##### Supplied information #####

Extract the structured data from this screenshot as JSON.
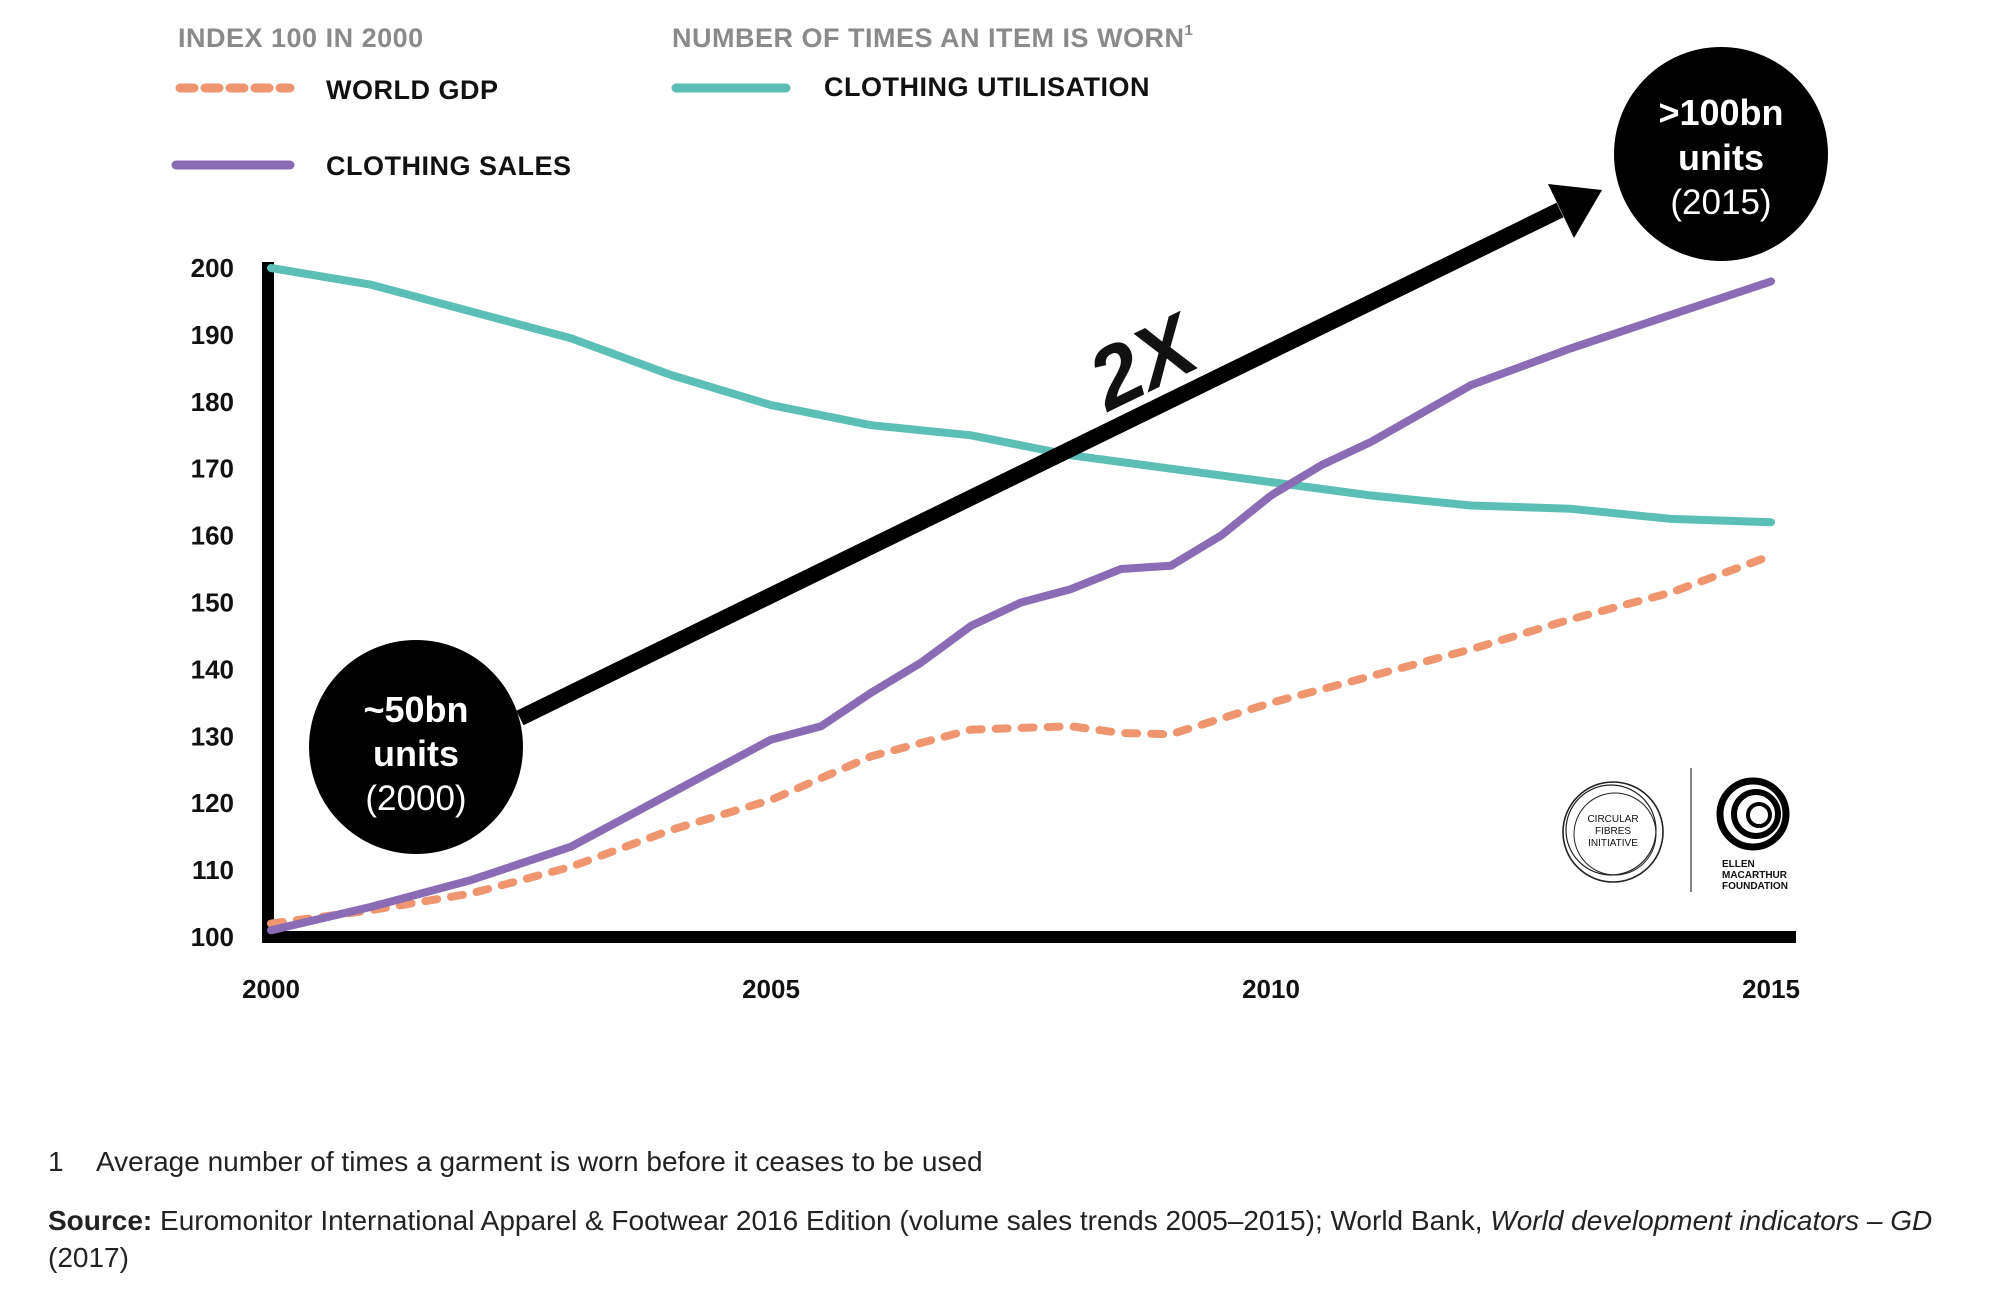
{
  "chart_data": {
    "type": "line",
    "x_range": [
      2000,
      2015
    ],
    "ylim": [
      100,
      200
    ],
    "x_ticks": [
      "2000",
      "2005",
      "2010",
      "2015"
    ],
    "y_ticks": [
      "100",
      "110",
      "120",
      "130",
      "140",
      "150",
      "160",
      "170",
      "180",
      "190",
      "200"
    ],
    "grid": false,
    "legend_position": "top-left",
    "legend_groups": [
      {
        "heading": "INDEX 100 IN 2000",
        "entries": [
          "WORLD GDP",
          "CLOTHING SALES"
        ]
      },
      {
        "heading": "NUMBER OF TIMES AN ITEM IS WORN",
        "heading_superscript": "1",
        "entries": [
          "CLOTHING UTILISATION"
        ]
      }
    ],
    "series": [
      {
        "name": "WORLD GDP",
        "style": "dashed",
        "color": "#ef9670",
        "x": [
          2000,
          2001,
          2002,
          2003,
          2004,
          2005,
          2006,
          2007,
          2008,
          2008.5,
          2009,
          2010,
          2011,
          2012,
          2013,
          2014,
          2015
        ],
        "y": [
          102,
          104,
          106.5,
          110.5,
          116,
          120.5,
          127,
          131,
          131.5,
          130.5,
          130.3,
          135,
          139,
          143,
          147.5,
          151.5,
          157
        ]
      },
      {
        "name": "CLOTHING SALES",
        "style": "solid",
        "color": "#8a6cb5",
        "x": [
          2000,
          2001,
          2002,
          2003,
          2004,
          2005,
          2005.5,
          2006,
          2006.5,
          2007,
          2007.5,
          2008,
          2008.5,
          2009,
          2009.5,
          2010,
          2010.5,
          2011,
          2012,
          2013,
          2014,
          2015
        ],
        "y": [
          101,
          104.5,
          108.5,
          113.5,
          121.5,
          129.5,
          131.5,
          136.5,
          141,
          146.5,
          150,
          152,
          155,
          155.5,
          160,
          166,
          170.5,
          174,
          182.5,
          188,
          193,
          198
        ]
      },
      {
        "name": "CLOTHING UTILISATION",
        "style": "solid",
        "color": "#5bbfb6",
        "x": [
          2000,
          2001,
          2002,
          2003,
          2004,
          2005,
          2006,
          2007,
          2008,
          2009,
          2010,
          2011,
          2012,
          2013,
          2014,
          2015
        ],
        "y": [
          200,
          197.5,
          193.5,
          189.5,
          184,
          179.5,
          176.5,
          175,
          172,
          170,
          168,
          166,
          164.5,
          164,
          162.5,
          162
        ]
      }
    ],
    "annotations": [
      {
        "id": "start",
        "line1": "~50bn",
        "line2": "units",
        "line3": "(2000)"
      },
      {
        "id": "end",
        "line1": ">100bn",
        "line2": "units",
        "line3": "(2015)"
      },
      {
        "id": "multiplier",
        "text": "2X"
      }
    ]
  },
  "logos": {
    "circular_fibres": [
      "CIRCULAR",
      "FIBRES",
      "INITIATIVE"
    ],
    "emf": [
      "ELLEN",
      "MACARTHUR",
      "FOUNDATION"
    ]
  },
  "footnote": {
    "number": "1",
    "text": "Average number of times a garment is worn before it ceases to be used"
  },
  "source": {
    "label": "Source:",
    "text": "Euromonitor International Apparel & Footwear 2016 Edition (volume sales trends 2005–2015); World Bank,",
    "italic": "World development indicators – GD",
    "tail": "(2017)"
  }
}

#####

# Task to carry out
Give an exact copy of the material, leaving out every picture.

# Answer to the problem
Extract the structured data from this screenshot as JSON.
{
  "chart_data": {
    "type": "line",
    "x_range": [
      2000,
      2015
    ],
    "ylim": [
      100,
      200
    ],
    "x_ticks": [
      "2000",
      "2005",
      "2010",
      "2015"
    ],
    "y_ticks": [
      "100",
      "110",
      "120",
      "130",
      "140",
      "150",
      "160",
      "170",
      "180",
      "190",
      "200"
    ],
    "grid": false,
    "legend_position": "top-left",
    "legend_groups": [
      {
        "heading": "INDEX 100 IN 2000",
        "entries": [
          "WORLD GDP",
          "CLOTHING SALES"
        ]
      },
      {
        "heading": "NUMBER OF TIMES AN ITEM IS WORN",
        "heading_superscript": "1",
        "entries": [
          "CLOTHING UTILISATION"
        ]
      }
    ],
    "series": [
      {
        "name": "WORLD GDP",
        "style": "dashed",
        "color": "#ef9670",
        "x": [
          2000,
          2001,
          2002,
          2003,
          2004,
          2005,
          2006,
          2007,
          2008,
          2008.5,
          2009,
          2010,
          2011,
          2012,
          2013,
          2014,
          2015
        ],
        "y": [
          102,
          104,
          106.5,
          110.5,
          116,
          120.5,
          127,
          131,
          131.5,
          130.5,
          130.3,
          135,
          139,
          143,
          147.5,
          151.5,
          157
        ]
      },
      {
        "name": "CLOTHING SALES",
        "style": "solid",
        "color": "#8a6cb5",
        "x": [
          2000,
          2001,
          2002,
          2003,
          2004,
          2005,
          2005.5,
          2006,
          2006.5,
          2007,
          2007.5,
          2008,
          2008.5,
          2009,
          2009.5,
          2010,
          2010.5,
          2011,
          2012,
          2013,
          2014,
          2015
        ],
        "y": [
          101,
          104.5,
          108.5,
          113.5,
          121.5,
          129.5,
          131.5,
          136.5,
          141,
          146.5,
          150,
          152,
          155,
          155.5,
          160,
          166,
          170.5,
          174,
          182.5,
          188,
          193,
          198
        ]
      },
      {
        "name": "CLOTHING UTILISATION",
        "style": "solid",
        "color": "#5bbfb6",
        "x": [
          2000,
          2001,
          2002,
          2003,
          2004,
          2005,
          2006,
          2007,
          2008,
          2009,
          2010,
          2011,
          2012,
          2013,
          2014,
          2015
        ],
        "y": [
          200,
          197.5,
          193.5,
          189.5,
          184,
          179.5,
          176.5,
          175,
          172,
          170,
          168,
          166,
          164.5,
          164,
          162.5,
          162
        ]
      }
    ],
    "annotations": [
      {
        "id": "start",
        "line1": "~50bn",
        "line2": "units",
        "line3": "(2000)"
      },
      {
        "id": "end",
        "line1": ">100bn",
        "line2": "units",
        "line3": "(2015)"
      },
      {
        "id": "multiplier",
        "text": "2X"
      }
    ]
  },
  "logos": {
    "circular_fibres": [
      "CIRCULAR",
      "FIBRES",
      "INITIATIVE"
    ],
    "emf": [
      "ELLEN",
      "MACARTHUR",
      "FOUNDATION"
    ]
  },
  "footnote": {
    "number": "1",
    "text": "Average number of times a garment is worn before it ceases to be used"
  },
  "source": {
    "label": "Source:",
    "text": "Euromonitor International Apparel & Footwear 2016 Edition (volume sales trends 2005–2015); World Bank,",
    "italic": "World development indicators – GD",
    "tail": "(2017)"
  }
}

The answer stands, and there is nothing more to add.